§ TEXT TO READ
★ ★ ★ ★ ★ ★ ★
12. Where the transaction involves the disposal of membership interests in a subsidiary member and the purpose for which it is being considered is to determine whether the profit from the disposal is assessable as ordinary income of the head company under section 6-5 of the ITAA 1997, the head company must consider the entire factual matrix or context surrounding the derivation of the profit.

13. As noted at paragraph 10, this may require determining when the membership interests were acquired or created and whether a profit making purpose existed at this or at a later time (that is, whether there has been any change in purpose). This may require a consideration of things that happen to or in relation to the membership interests before or during consolidation or things that happen to or in relation to the subsidiary member in which the membership interests are held at these times. The entry history rule in section 701-5 of the ITAA 1997 may assist the head company in this process if required.

14. No single factor, such as the nature of the underlying assets (for example trading stock) that form part of the tax cost setting amount for the membership interests worked out under section 711-15 or section 711-55 of the ITAA 1997 will determine whether the profit on disposal is assessable as ordinary income under section 6-5 of the ITAA 1997. The character of the profit will be determined after an assessment of all relevant evidence by the head company. Facts such as the purpose for which the membership interests were originally acquired or created (either before or during consolidation) or the way the underlying assets have been held by the consolidated group, as well as any change in the foregoing, (including changes involving intra-group transactions and dealings) may be facts relevant to this process.
★ ★ ★ ★ ★ ★ ★
§ RECORD LIST
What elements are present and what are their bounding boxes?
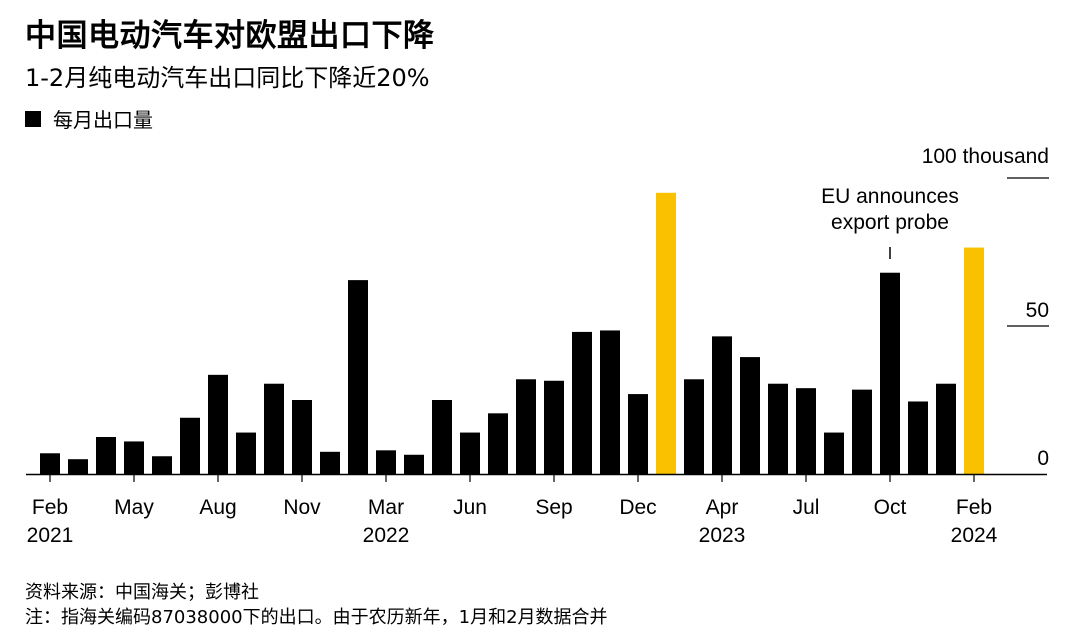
bar xyxy=(516,379,536,474)
bar xyxy=(768,383,788,474)
bar xyxy=(852,389,872,474)
bar xyxy=(236,432,256,474)
bar xyxy=(124,441,144,474)
x-tick-label: Feb xyxy=(956,496,992,519)
legend-label: 每月出口量 xyxy=(53,108,153,132)
bar xyxy=(432,400,452,474)
bar xyxy=(796,388,816,474)
bar xyxy=(460,432,480,474)
annotation-text: EU announces xyxy=(821,185,959,208)
bar xyxy=(880,272,900,474)
x-tick-label: Nov xyxy=(283,496,321,519)
y-tick-label: 0 xyxy=(1037,447,1049,470)
x-tick-year: 2023 xyxy=(699,524,746,547)
y-unit-label: 100 thousand xyxy=(922,145,1049,168)
bar xyxy=(684,379,704,474)
x-tick-label: Aug xyxy=(199,496,236,519)
y-tick-label: 50 xyxy=(1026,299,1049,322)
bar xyxy=(628,394,648,474)
chart-subtitle: 1-2月纯电动汽车出口同比下降近20% xyxy=(25,64,430,92)
x-tick-year: 2024 xyxy=(951,524,998,547)
bar-chart: Feb 2021 May Aug Nov Mar 2022 Jun Sep Dec Apr 2023 J… xyxy=(26,145,1049,547)
legend-swatch xyxy=(25,110,41,127)
bar xyxy=(180,417,200,474)
x-tick-year: 2022 xyxy=(363,524,410,547)
bar xyxy=(68,459,88,474)
x-tick-label: Sep xyxy=(535,496,572,519)
bar xyxy=(96,437,116,474)
bar xyxy=(908,401,928,474)
bar xyxy=(264,383,284,474)
bar xyxy=(824,432,844,474)
bar xyxy=(376,450,396,474)
x-tick-label: Mar xyxy=(368,496,404,519)
x-tick-label: May xyxy=(114,496,154,519)
bar xyxy=(292,400,312,474)
bar xyxy=(544,380,564,474)
annotation-text: export probe xyxy=(831,211,949,234)
x-tick-year: 2021 xyxy=(27,524,74,547)
bar xyxy=(404,454,424,474)
bar xyxy=(936,383,956,474)
bar xyxy=(152,456,172,474)
x-tick-label: Oct xyxy=(874,496,907,519)
bar xyxy=(712,336,732,474)
x-tick-label: Apr xyxy=(706,496,739,519)
x-tick-label: Feb xyxy=(32,496,68,519)
source-text: 资料来源：中国海关；彭博社 xyxy=(25,582,259,603)
bar xyxy=(40,453,60,474)
x-tick-label: Dec xyxy=(619,496,656,519)
bar xyxy=(600,330,620,474)
x-tick-label: Jun xyxy=(453,496,487,519)
bar xyxy=(656,192,676,475)
bar xyxy=(348,280,368,474)
note-text: 注：指海关编码87038000下的出口。由于农历新年，1月和2月数据合并 xyxy=(25,607,608,628)
chart-title: 中国电动汽车对欧盟出口下降 xyxy=(25,18,435,54)
bar xyxy=(320,451,340,474)
bar xyxy=(488,413,508,474)
bar xyxy=(740,357,760,474)
bar xyxy=(208,374,228,474)
bar xyxy=(572,331,592,474)
legend: 每月出口量 xyxy=(25,104,153,133)
bar xyxy=(964,247,984,474)
x-tick-label: Jul xyxy=(793,496,820,519)
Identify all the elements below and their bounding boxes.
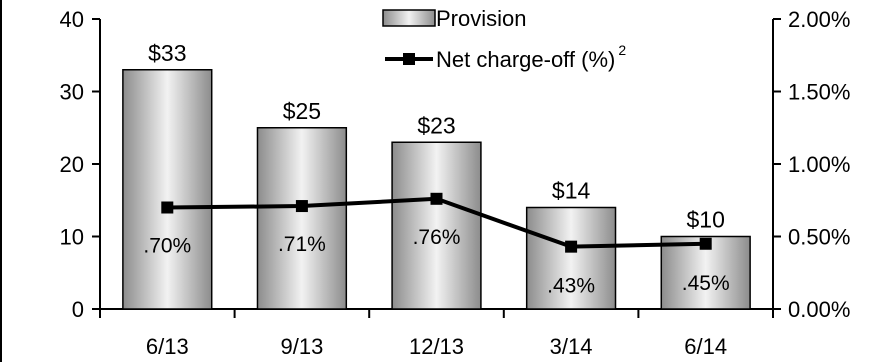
net-charge-off-marker [295, 200, 308, 213]
x-axis-category-label: 6/13 [146, 334, 189, 359]
line-series-net-charge-off: .70% .71% .76% .43% .45% [143, 192, 730, 298]
left-axis-tick-label: 40 [60, 7, 84, 32]
net-charge-off-data-label: .43% [547, 275, 595, 298]
x-axis-category-label: 3/14 [550, 334, 593, 359]
right-axis-tick-label: 0.00% [788, 297, 850, 322]
provision-bar [525, 206, 617, 310]
x-axis-category-label: 12/13 [409, 334, 464, 359]
legend-label-net-charge-off: Net charge-off (%) 2 [436, 42, 626, 72]
right-axis-tick-label: 0.50% [788, 225, 850, 250]
legend-superscript: 2 [618, 42, 626, 58]
net-charge-off-marker [565, 240, 578, 253]
bar-series-provision: $33 $25 $23 $14 $10 [122, 40, 751, 310]
net-charge-off-data-label: .45% [682, 272, 730, 295]
x-axis-category-label: 9/13 [280, 334, 323, 359]
provision-data-label: $23 [417, 112, 455, 138]
provision-bar [391, 141, 482, 310]
left-axis-tick-label: 30 [60, 80, 84, 105]
left-axis-ticks: 0 10 20 30 40 [60, 7, 100, 322]
net-charge-off-data-label: .71% [278, 233, 326, 256]
net-charge-off-marker [699, 237, 712, 250]
provision-data-label: $10 [687, 207, 725, 233]
net-charge-off-marker [430, 192, 443, 205]
right-axis-ticks: 0.00% 0.50% 1.00% 1.50% 2.00% [773, 7, 850, 322]
net-charge-off-data-label: .70% [143, 235, 191, 258]
x-axis-category-label: 6/14 [684, 334, 727, 359]
left-axis-tick-label: 0 [72, 297, 84, 322]
provision-bar [122, 69, 213, 310]
legend: Provision Net charge-off (%) 2 [382, 6, 626, 72]
provision-data-label: $25 [283, 98, 321, 124]
net-charge-off-data-label: .76% [413, 226, 461, 249]
right-axis-tick-label: 1.00% [788, 152, 850, 177]
x-axis-ticks: 6/13 9/13 12/13 3/14 6/14 [99, 309, 774, 359]
legend-label-provision: Provision [436, 6, 526, 31]
left-axis-tick-label: 10 [60, 225, 84, 250]
provision-bar [256, 127, 348, 310]
left-axis-tick-label: 20 [60, 152, 84, 177]
provision-data-label: $33 [148, 40, 186, 66]
right-axis-tick-label: 1.50% [788, 80, 850, 105]
provision-data-label: $14 [552, 178, 591, 204]
net-charge-off-marker [161, 201, 174, 214]
legend-marker-net-charge-off [403, 53, 415, 65]
right-axis-tick-label: 2.00% [788, 7, 850, 32]
legend-swatch-provision [382, 9, 436, 27]
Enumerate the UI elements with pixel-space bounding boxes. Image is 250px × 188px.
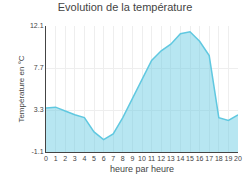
svg-text:7: 7 — [111, 155, 115, 162]
svg-text:0: 0 — [44, 155, 48, 162]
svg-text:13: 13 — [167, 155, 175, 162]
svg-text:1: 1 — [54, 155, 58, 162]
svg-text:heure par heure: heure par heure — [110, 164, 174, 174]
svg-text:3: 3 — [73, 155, 77, 162]
svg-text:3.3: 3.3 — [34, 106, 44, 113]
svg-text:2: 2 — [63, 155, 67, 162]
svg-text:7.7: 7.7 — [34, 64, 44, 71]
svg-text:11: 11 — [148, 155, 155, 162]
svg-text:12.1: 12.1 — [30, 22, 44, 29]
svg-text:9: 9 — [130, 155, 134, 162]
svg-text:Evolution de la température: Evolution de la température — [58, 1, 193, 13]
svg-text:-1.1: -1.1 — [32, 148, 44, 155]
svg-text:15: 15 — [186, 155, 194, 162]
svg-text:18: 18 — [215, 155, 223, 162]
svg-text:20: 20 — [234, 155, 242, 162]
svg-text:14: 14 — [177, 155, 185, 162]
svg-text:12: 12 — [157, 155, 165, 162]
svg-text:Température en °C: Température en °C — [17, 55, 26, 122]
svg-text:10: 10 — [138, 155, 146, 162]
svg-text:16: 16 — [196, 155, 204, 162]
svg-text:8: 8 — [121, 155, 125, 162]
svg-text:19: 19 — [225, 155, 233, 162]
svg-text:17: 17 — [205, 155, 213, 162]
svg-text:5: 5 — [92, 155, 96, 162]
svg-text:4: 4 — [82, 155, 86, 162]
svg-text:6: 6 — [102, 155, 106, 162]
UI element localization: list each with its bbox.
★ ★ ★ ★ ★ ★ ★
§ INSTRUCTION
In the text on disposing of membership interests, which section of the ITAA 1997 contains the entry history rule?

§ THE RESULT
Section 701-5 of the ITAA 1997.